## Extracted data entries
## Begin
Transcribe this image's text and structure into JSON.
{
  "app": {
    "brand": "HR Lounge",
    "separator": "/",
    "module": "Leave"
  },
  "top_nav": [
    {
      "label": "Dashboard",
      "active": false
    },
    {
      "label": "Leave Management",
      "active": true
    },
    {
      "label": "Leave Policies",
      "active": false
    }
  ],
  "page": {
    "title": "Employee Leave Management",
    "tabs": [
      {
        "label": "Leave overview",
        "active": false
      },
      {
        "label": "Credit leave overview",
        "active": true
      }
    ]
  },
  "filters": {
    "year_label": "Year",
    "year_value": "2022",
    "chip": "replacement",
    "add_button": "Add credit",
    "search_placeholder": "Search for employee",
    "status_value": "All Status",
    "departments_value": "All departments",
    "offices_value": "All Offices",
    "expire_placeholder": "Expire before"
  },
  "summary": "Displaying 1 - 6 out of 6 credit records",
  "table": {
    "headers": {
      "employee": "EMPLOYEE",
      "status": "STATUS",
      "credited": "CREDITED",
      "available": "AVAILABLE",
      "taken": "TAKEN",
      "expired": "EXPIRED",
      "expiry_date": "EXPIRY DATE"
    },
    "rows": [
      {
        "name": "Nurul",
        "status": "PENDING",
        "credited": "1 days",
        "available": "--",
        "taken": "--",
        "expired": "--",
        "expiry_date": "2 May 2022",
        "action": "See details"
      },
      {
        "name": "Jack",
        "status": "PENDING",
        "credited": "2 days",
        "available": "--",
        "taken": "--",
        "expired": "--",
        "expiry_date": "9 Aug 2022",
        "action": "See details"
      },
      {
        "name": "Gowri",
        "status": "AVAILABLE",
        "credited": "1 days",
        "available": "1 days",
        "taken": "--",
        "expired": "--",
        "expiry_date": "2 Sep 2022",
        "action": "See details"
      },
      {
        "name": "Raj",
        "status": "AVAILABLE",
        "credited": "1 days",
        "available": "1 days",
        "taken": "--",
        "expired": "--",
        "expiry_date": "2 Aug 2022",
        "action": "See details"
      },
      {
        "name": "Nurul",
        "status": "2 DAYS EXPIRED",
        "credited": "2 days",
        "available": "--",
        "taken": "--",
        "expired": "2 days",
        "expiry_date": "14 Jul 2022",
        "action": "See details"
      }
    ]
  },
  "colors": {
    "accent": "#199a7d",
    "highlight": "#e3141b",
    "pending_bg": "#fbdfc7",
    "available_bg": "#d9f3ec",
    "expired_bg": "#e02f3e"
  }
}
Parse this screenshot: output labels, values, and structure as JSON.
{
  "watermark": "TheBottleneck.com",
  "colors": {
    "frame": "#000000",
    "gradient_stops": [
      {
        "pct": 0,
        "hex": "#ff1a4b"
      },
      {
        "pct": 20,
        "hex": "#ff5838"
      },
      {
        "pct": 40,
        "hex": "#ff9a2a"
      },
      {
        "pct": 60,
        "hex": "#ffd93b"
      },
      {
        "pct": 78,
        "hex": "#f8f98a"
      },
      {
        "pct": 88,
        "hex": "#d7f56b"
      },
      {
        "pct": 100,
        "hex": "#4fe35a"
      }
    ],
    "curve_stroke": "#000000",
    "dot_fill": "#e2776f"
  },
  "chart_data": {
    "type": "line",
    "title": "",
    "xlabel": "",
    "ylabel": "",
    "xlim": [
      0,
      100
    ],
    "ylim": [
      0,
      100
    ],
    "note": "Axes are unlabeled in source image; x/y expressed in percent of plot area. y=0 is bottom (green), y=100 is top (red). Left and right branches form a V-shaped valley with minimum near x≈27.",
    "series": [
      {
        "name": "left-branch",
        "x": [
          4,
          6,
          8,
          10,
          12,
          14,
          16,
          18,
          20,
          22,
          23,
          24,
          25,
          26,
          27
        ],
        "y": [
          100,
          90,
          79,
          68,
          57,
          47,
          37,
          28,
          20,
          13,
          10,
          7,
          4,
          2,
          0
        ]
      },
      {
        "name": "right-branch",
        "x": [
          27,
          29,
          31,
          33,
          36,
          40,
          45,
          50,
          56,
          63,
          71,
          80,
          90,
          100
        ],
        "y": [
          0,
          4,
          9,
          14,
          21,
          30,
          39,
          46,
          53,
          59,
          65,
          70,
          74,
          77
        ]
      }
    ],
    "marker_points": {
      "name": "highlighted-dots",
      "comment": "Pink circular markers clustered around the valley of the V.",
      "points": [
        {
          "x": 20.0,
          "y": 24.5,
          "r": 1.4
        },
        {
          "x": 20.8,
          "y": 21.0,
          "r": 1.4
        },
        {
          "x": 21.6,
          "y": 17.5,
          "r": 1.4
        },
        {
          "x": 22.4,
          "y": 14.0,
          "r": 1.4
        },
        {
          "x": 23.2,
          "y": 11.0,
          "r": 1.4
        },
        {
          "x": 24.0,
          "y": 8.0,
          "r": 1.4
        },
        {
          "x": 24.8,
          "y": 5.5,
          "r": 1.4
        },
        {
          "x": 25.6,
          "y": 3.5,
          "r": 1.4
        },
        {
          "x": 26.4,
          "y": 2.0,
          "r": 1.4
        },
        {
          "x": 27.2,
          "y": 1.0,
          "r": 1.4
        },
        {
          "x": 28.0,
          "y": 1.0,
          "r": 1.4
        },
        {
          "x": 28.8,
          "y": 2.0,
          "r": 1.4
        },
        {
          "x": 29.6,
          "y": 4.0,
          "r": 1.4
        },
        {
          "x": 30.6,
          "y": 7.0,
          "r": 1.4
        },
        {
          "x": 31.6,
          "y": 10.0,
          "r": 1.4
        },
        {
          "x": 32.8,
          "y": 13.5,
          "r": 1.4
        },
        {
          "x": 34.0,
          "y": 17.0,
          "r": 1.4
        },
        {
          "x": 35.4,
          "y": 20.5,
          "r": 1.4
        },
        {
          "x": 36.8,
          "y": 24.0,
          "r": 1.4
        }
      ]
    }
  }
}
## End
## Your objective
All of the entries must be written out exactly as they stand.

## Solution for this problem
Transcribe this image's text and structure into JSON.
{
  "app": {
    "brand": "HR Lounge",
    "separator": "/",
    "module": "Leave"
  },
  "top_nav": [
    {
      "label": "Dashboard",
      "active": false
    },
    {
      "label": "Leave Management",
      "active": true
    },
    {
      "label": "Leave Policies",
      "active": false
    }
  ],
  "page": {
    "title": "Employee Leave Management",
    "tabs": [
      {
        "label": "Leave overview",
        "active": false
      },
      {
        "label": "Credit leave overview",
        "active": true
      }
    ]
  },
  "filters": {
    "year_label": "Year",
    "year_value": "2022",
    "chip": "replacement",
    "add_button": "Add credit",
    "search_placeholder": "Search for employee",
    "status_value": "All Status",
    "departments_value": "All departments",
    "offices_value": "All Offices",
    "expire_placeholder": "Expire before"
  },
  "summary": "Displaying 1 - 6 out of 6 credit records",
  "table": {
    "headers": {
      "employee": "EMPLOYEE",
      "status": "STATUS",
      "credited": "CREDITED",
      "available": "AVAILABLE",
      "taken": "TAKEN",
      "expired": "EXPIRED",
      "expiry_date": "EXPIRY DATE"
    },
    "rows": [
      {
        "name": "Nurul",
        "status": "PENDING",
        "credited": "1 days",
        "available": "--",
        "taken": "--",
        "expired": "--",
        "expiry_date": "2 May 2022",
        "action": "See details"
      },
      {
        "name": "Jack",
        "status": "PENDING",
        "credited": "2 days",
        "available": "--",
        "taken": "--",
        "expired": "--",
        "expiry_date": "9 Aug 2022",
        "action": "See details"
      },
      {
        "name": "Gowri",
        "status": "AVAILABLE",
        "credited": "1 days",
        "available": "1 days",
        "taken": "--",
        "expired": "--",
        "expiry_date": "2 Sep 2022",
        "action": "See details"
      },
      {
        "name": "Raj",
        "status": "AVAILABLE",
        "credited": "1 days",
        "available": "1 days",
        "taken": "--",
        "expired": "--",
        "expiry_date": "2 Aug 2022",
        "action": "See details"
      },
      {
        "name": "Nurul",
        "status": "2 DAYS EXPIRED",
        "credited": "2 days",
        "available": "--",
        "taken": "--",
        "expired": "2 days",
        "expiry_date": "14 Jul 2022",
        "action": "See details"
      }
    ]
  },
  "colors": {
    "accent": "#199a7d",
    "highlight": "#e3141b",
    "pending_bg": "#fbdfc7",
    "available_bg": "#d9f3ec",
    "expired_bg": "#e02f3e"
  }
}
Parse this screenshot: output labels, values, and structure as JSON.
{
  "watermark": "TheBottleneck.com",
  "colors": {
    "frame": "#000000",
    "gradient_stops": [
      {
        "pct": 0,
        "hex": "#ff1a4b"
      },
      {
        "pct": 20,
        "hex": "#ff5838"
      },
      {
        "pct": 40,
        "hex": "#ff9a2a"
      },
      {
        "pct": 60,
        "hex": "#ffd93b"
      },
      {
        "pct": 78,
        "hex": "#f8f98a"
      },
      {
        "pct": 88,
        "hex": "#d7f56b"
      },
      {
        "pct": 100,
        "hex": "#4fe35a"
      }
    ],
    "curve_stroke": "#000000",
    "dot_fill": "#e2776f"
  },
  "chart_data": {
    "type": "line",
    "title": "",
    "xlabel": "",
    "ylabel": "",
    "xlim": [
      0,
      100
    ],
    "ylim": [
      0,
      100
    ],
    "note": "Axes are unlabeled in source image; x/y expressed in percent of plot area. y=0 is bottom (green), y=100 is top (red). Left and right branches form a V-shaped valley with minimum near x≈27.",
    "series": [
      {
        "name": "left-branch",
        "x": [
          4,
          6,
          8,
          10,
          12,
          14,
          16,
          18,
          20,
          22,
          23,
          24,
          25,
          26,
          27
        ],
        "y": [
          100,
          90,
          79,
          68,
          57,
          47,
          37,
          28,
          20,
          13,
          10,
          7,
          4,
          2,
          0
        ]
      },
      {
        "name": "right-branch",
        "x": [
          27,
          29,
          31,
          33,
          36,
          40,
          45,
          50,
          56,
          63,
          71,
          80,
          90,
          100
        ],
        "y": [
          0,
          4,
          9,
          14,
          21,
          30,
          39,
          46,
          53,
          59,
          65,
          70,
          74,
          77
        ]
      }
    ],
    "marker_points": {
      "name": "highlighted-dots",
      "comment": "Pink circular markers clustered around the valley of the V.",
      "points": [
        {
          "x": 20.0,
          "y": 24.5,
          "r": 1.4
        },
        {
          "x": 20.8,
          "y": 21.0,
          "r": 1.4
        },
        {
          "x": 21.6,
          "y": 17.5,
          "r": 1.4
        },
        {
          "x": 22.4,
          "y": 14.0,
          "r": 1.4
        },
        {
          "x": 23.2,
          "y": 11.0,
          "r": 1.4
        },
        {
          "x": 24.0,
          "y": 8.0,
          "r": 1.4
        },
        {
          "x": 24.8,
          "y": 5.5,
          "r": 1.4
        },
        {
          "x": 25.6,
          "y": 3.5,
          "r": 1.4
        },
        {
          "x": 26.4,
          "y": 2.0,
          "r": 1.4
        },
        {
          "x": 27.2,
          "y": 1.0,
          "r": 1.4
        },
        {
          "x": 28.0,
          "y": 1.0,
          "r": 1.4
        },
        {
          "x": 28.8,
          "y": 2.0,
          "r": 1.4
        },
        {
          "x": 29.6,
          "y": 4.0,
          "r": 1.4
        },
        {
          "x": 30.6,
          "y": 7.0,
          "r": 1.4
        },
        {
          "x": 31.6,
          "y": 10.0,
          "r": 1.4
        },
        {
          "x": 32.8,
          "y": 13.5,
          "r": 1.4
        },
        {
          "x": 34.0,
          "y": 17.0,
          "r": 1.4
        },
        {
          "x": 35.4,
          "y": 20.5,
          "r": 1.4
        },
        {
          "x": 36.8,
          "y": 24.0,
          "r": 1.4
        }
      ]
    }
  }
}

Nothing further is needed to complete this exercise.